Only lines with the word "обороте" are needed; collect each of them from the listing below.

- - - -

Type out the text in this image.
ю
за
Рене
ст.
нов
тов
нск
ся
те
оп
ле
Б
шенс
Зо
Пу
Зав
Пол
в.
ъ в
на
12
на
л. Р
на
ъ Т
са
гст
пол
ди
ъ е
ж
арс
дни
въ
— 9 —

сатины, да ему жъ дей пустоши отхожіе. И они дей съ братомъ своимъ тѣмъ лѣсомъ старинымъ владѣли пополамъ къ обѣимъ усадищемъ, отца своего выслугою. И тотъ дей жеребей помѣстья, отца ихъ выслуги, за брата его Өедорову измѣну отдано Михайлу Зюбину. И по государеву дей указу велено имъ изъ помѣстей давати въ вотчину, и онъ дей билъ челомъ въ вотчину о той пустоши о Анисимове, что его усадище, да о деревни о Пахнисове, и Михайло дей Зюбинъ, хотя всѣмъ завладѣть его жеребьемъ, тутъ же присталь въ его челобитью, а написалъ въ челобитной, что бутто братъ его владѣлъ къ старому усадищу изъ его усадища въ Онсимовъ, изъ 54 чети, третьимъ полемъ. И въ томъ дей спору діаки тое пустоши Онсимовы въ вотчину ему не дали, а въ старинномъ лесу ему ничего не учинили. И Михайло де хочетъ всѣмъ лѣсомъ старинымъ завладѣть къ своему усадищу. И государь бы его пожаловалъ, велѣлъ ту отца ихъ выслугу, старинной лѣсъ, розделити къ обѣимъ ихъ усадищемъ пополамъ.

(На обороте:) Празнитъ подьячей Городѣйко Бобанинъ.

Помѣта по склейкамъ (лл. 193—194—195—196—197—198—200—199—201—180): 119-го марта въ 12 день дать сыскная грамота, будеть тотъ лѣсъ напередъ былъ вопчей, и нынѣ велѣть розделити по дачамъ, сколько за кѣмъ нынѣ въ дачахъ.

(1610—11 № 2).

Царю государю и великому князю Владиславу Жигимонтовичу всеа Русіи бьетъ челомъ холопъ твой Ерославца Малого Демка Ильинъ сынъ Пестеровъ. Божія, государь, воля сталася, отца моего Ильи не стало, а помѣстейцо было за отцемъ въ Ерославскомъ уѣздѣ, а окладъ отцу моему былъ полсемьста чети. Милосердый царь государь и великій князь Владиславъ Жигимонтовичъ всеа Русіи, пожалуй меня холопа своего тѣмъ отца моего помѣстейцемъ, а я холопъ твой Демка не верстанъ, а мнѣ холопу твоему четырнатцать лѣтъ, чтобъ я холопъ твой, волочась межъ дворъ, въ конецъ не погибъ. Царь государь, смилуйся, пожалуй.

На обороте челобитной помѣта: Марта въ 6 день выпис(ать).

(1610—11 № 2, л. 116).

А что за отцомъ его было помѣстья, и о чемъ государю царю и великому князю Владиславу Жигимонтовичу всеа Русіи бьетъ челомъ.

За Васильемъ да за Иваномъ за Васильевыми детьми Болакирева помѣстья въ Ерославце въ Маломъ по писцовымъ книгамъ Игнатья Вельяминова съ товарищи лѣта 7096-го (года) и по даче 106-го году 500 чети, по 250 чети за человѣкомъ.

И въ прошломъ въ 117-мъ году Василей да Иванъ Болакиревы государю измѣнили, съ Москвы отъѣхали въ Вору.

- - - -

WRITTEN RESPONSE>
(На обороте:) Празнитъ подьячей Городѣйко Бобанинъ.
На обороте челобитной помѣта: Марта въ 6 день выпис(ать).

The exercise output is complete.